- **Instruction a**:
Answer these questions from the RWKV-7 article, one per line, marked (i), (ii), (iii):
(i) Which data structure does the RWKV-7 article blame for running out of VRAM during long conversations?
(ii) How is RWKV pronounced?
(iii) How does the transformer attention computation scale with sequence length?

- **Given passage**:
RWKV-7: Infinite Context, Zero KV Cache — The Local-First Architecture

The number one complaint in local AI: “my model ran out of VRAM during a long conversation.” You start chatting, everything’s fast, and 30 minutes later your GPU is thrashing or the process crashes. The culprit is the KV cache, a data structure that every transformer builds during inference. It grows with every token in the conversation. More context, more memory, until something breaks.

RWKV-7 doesn’t have a KV cache. It processes each token with a fixed-size state that never grows. A 7B RWKV model uses the same memory at token 100 as it does at token 100,000. Context length has zero effect on VRAM usage. Read that again, because if you’ve spent any time managing memory on local hardware, that sentence should feel like a relief.

The catch: it’s not a transformer, which means the ecosystem is smaller, the community is thinner, and raw benchmark quality is slightly behind on some tasks. But for specific workloads, the no-KV-cache architecture is the better choice.

How RWKV works (without the math)

RWKV (pronounced “RwaKuv”) is an RNN at inference time and a transformer at training time. This hybrid approach means it trains efficiently on GPUs using parallelism (like a transformer) but runs inference sequentially with fixed memory (like an RNN).

Here’s how it differs from a transformer:

A transformer processes your entire conversation at once. Every token can “look at” every other token through the attention mechanism. This is powerful but expensive: the attention computation scales quadratically with sequence length (O(T^2) time, O(T^2) memory). The KV cache stores the keys and values for every previous token so they don’t need to be recomputed, but that cache grows linearly with conversation length.

- **Instruction b**: Return every line of the entries that contains the string "depression". Case counts.

- **Exercise input**:
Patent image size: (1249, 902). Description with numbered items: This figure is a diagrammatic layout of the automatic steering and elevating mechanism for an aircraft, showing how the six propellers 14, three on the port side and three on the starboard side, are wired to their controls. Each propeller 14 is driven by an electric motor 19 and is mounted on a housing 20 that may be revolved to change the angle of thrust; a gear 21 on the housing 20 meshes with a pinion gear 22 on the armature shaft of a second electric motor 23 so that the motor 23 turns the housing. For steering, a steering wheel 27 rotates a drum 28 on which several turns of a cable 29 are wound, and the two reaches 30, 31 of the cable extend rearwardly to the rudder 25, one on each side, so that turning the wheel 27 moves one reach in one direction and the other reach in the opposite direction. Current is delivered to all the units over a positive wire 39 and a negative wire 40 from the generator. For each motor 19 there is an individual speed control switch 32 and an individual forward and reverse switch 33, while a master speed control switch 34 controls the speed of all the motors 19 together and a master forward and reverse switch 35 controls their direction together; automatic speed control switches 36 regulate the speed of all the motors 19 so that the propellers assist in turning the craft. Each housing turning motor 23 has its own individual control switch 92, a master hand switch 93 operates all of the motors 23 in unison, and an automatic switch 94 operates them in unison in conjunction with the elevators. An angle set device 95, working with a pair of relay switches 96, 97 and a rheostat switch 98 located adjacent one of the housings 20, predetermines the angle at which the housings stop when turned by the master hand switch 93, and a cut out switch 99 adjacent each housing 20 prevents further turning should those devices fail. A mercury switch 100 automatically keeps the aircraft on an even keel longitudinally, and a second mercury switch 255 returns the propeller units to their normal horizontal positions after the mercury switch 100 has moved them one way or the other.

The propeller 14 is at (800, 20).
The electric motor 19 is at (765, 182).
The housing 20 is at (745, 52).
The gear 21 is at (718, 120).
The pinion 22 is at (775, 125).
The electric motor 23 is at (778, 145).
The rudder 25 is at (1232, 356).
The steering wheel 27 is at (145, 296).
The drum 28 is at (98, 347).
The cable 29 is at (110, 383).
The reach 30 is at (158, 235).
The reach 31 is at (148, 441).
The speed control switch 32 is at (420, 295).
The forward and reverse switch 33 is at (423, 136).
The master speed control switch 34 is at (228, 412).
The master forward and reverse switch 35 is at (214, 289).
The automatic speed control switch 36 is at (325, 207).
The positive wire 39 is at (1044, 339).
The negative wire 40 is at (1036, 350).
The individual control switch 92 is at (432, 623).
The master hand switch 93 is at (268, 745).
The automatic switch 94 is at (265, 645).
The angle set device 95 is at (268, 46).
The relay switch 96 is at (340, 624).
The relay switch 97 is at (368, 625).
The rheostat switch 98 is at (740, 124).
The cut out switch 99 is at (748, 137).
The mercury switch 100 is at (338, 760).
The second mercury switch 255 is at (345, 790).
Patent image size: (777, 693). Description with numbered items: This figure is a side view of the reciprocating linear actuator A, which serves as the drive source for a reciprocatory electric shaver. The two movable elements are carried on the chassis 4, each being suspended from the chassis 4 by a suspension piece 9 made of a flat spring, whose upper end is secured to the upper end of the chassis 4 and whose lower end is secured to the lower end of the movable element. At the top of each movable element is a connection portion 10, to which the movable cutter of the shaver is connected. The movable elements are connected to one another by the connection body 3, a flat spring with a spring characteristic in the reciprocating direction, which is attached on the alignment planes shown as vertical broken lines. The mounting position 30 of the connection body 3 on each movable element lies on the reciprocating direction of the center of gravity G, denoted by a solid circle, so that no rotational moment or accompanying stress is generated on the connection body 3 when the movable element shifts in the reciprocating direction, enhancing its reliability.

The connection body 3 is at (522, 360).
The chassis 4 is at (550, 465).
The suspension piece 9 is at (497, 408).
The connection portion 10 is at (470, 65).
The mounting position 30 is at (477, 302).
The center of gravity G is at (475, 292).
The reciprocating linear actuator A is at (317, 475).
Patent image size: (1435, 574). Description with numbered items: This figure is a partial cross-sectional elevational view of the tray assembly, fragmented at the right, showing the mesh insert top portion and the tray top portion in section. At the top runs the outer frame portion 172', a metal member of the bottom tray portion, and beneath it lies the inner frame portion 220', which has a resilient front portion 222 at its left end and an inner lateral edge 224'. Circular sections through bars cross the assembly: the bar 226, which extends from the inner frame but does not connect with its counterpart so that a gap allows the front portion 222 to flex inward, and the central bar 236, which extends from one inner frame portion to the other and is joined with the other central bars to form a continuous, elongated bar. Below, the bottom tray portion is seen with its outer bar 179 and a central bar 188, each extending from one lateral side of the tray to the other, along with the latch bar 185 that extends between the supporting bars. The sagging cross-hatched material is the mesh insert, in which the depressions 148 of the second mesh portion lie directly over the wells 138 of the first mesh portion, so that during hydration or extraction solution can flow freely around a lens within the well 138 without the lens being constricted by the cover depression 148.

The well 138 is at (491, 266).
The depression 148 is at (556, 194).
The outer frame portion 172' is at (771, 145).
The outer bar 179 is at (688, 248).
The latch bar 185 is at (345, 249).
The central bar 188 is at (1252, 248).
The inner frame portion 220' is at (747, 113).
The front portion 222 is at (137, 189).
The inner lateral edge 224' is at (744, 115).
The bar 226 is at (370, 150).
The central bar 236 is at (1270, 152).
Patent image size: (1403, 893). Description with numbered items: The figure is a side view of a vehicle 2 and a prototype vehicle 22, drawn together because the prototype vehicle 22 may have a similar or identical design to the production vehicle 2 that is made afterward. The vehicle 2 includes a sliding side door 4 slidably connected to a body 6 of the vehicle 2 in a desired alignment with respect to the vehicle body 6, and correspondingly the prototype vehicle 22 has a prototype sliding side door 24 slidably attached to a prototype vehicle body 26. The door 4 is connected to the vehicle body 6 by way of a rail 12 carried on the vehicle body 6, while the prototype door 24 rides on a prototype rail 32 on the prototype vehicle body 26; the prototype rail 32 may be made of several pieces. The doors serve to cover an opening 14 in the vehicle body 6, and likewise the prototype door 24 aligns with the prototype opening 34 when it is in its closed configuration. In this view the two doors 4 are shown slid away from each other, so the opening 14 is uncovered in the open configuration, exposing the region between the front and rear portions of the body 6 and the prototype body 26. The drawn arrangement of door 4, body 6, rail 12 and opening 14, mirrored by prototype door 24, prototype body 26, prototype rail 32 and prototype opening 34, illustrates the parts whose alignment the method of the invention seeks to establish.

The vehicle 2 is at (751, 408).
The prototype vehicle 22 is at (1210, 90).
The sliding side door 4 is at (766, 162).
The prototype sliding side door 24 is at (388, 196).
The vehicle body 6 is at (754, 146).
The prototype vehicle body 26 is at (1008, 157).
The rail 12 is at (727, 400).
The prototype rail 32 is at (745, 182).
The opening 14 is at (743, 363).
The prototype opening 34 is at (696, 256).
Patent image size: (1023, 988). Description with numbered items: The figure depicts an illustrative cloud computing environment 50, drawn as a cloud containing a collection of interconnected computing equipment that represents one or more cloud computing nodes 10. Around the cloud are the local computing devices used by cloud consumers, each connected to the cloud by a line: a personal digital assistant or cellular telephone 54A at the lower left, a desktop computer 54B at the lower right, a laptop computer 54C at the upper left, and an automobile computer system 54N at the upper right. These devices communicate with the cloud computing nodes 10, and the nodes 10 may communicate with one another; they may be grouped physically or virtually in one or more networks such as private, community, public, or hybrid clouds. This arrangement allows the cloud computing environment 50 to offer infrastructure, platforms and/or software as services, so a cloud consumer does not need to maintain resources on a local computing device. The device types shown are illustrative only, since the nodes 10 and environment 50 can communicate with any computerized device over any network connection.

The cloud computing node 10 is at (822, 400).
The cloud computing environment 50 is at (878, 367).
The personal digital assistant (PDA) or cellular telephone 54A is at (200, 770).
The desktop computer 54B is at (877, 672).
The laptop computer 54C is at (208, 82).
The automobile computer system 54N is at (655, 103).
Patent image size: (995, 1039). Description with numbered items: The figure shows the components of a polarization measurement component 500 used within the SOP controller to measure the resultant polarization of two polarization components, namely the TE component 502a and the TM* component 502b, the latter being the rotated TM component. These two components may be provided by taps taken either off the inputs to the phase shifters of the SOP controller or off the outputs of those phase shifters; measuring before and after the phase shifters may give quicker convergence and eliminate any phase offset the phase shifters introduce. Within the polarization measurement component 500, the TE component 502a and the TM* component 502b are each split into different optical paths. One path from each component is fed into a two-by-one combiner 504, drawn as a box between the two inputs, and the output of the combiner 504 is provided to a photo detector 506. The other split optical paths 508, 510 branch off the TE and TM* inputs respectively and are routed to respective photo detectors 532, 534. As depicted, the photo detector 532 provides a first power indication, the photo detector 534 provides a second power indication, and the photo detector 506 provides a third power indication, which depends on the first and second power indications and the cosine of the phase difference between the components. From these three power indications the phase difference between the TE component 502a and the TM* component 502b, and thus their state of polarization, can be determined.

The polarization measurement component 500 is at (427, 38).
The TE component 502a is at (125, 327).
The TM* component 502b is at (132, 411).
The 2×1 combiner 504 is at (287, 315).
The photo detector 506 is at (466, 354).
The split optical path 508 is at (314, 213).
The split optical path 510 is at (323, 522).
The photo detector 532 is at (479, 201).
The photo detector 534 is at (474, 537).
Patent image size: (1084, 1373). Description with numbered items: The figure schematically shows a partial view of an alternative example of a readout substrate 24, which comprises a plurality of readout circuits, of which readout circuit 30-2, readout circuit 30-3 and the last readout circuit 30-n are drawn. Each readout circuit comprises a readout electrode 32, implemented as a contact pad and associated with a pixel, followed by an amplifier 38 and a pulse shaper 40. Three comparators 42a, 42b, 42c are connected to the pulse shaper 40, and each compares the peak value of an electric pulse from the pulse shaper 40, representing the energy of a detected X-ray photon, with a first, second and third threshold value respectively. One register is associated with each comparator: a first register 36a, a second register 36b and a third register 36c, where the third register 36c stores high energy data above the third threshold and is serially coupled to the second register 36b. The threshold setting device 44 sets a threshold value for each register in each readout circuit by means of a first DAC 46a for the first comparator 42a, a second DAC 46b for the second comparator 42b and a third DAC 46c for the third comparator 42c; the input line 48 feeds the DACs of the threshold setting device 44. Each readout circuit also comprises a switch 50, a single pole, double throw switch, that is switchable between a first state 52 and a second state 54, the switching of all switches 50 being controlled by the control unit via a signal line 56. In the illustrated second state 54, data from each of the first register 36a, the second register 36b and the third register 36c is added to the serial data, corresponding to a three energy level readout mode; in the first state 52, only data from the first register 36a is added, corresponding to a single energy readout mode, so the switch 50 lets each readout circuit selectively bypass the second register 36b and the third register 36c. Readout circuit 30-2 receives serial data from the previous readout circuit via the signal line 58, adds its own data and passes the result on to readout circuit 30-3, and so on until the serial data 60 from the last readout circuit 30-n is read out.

- **Complete output a**:
(i) The KV cache.
(ii) "RwaKuv."
(iii) Quadratically: O(T^2) time and O(T^2) memory.

- **Complete output b**:
Patent image size: (1435, 574). Description with numbered items: This figure is a partial cross-sectional elevational view of the tray assembly, fragmented at the right, showing the mesh insert top portion and the tray top portion in section. At the top runs the outer frame portion 172', a metal member of the bottom tray portion, and beneath it lies the inner frame portion 220', which has a resilient front portion 222 at its left end and an inner lateral edge 224'. Circular sections through bars cross the assembly: the bar 226, which extends from the inner frame but does not connect with its counterpart so that a gap allows the front portion 222 to flex inward, and the central bar 236, which extends from one inner frame portion to the other and is joined with the other central bars to form a continuous, elongated bar. Below, the bottom tray portion is seen with its outer bar 179 and a central bar 188, each extending from one lateral side of the tray to the other, along with the latch bar 185 that extends between the supporting bars. The sagging cross-hatched material is the mesh insert, in which the depressions 148 of the second mesh portion lie directly over the wells 138 of the first mesh portion, so that during hydration or extraction solution can flow freely around a lens within the well 138 without the lens being constricted by the cover depression 148.
The depression 148 is at (556, 194).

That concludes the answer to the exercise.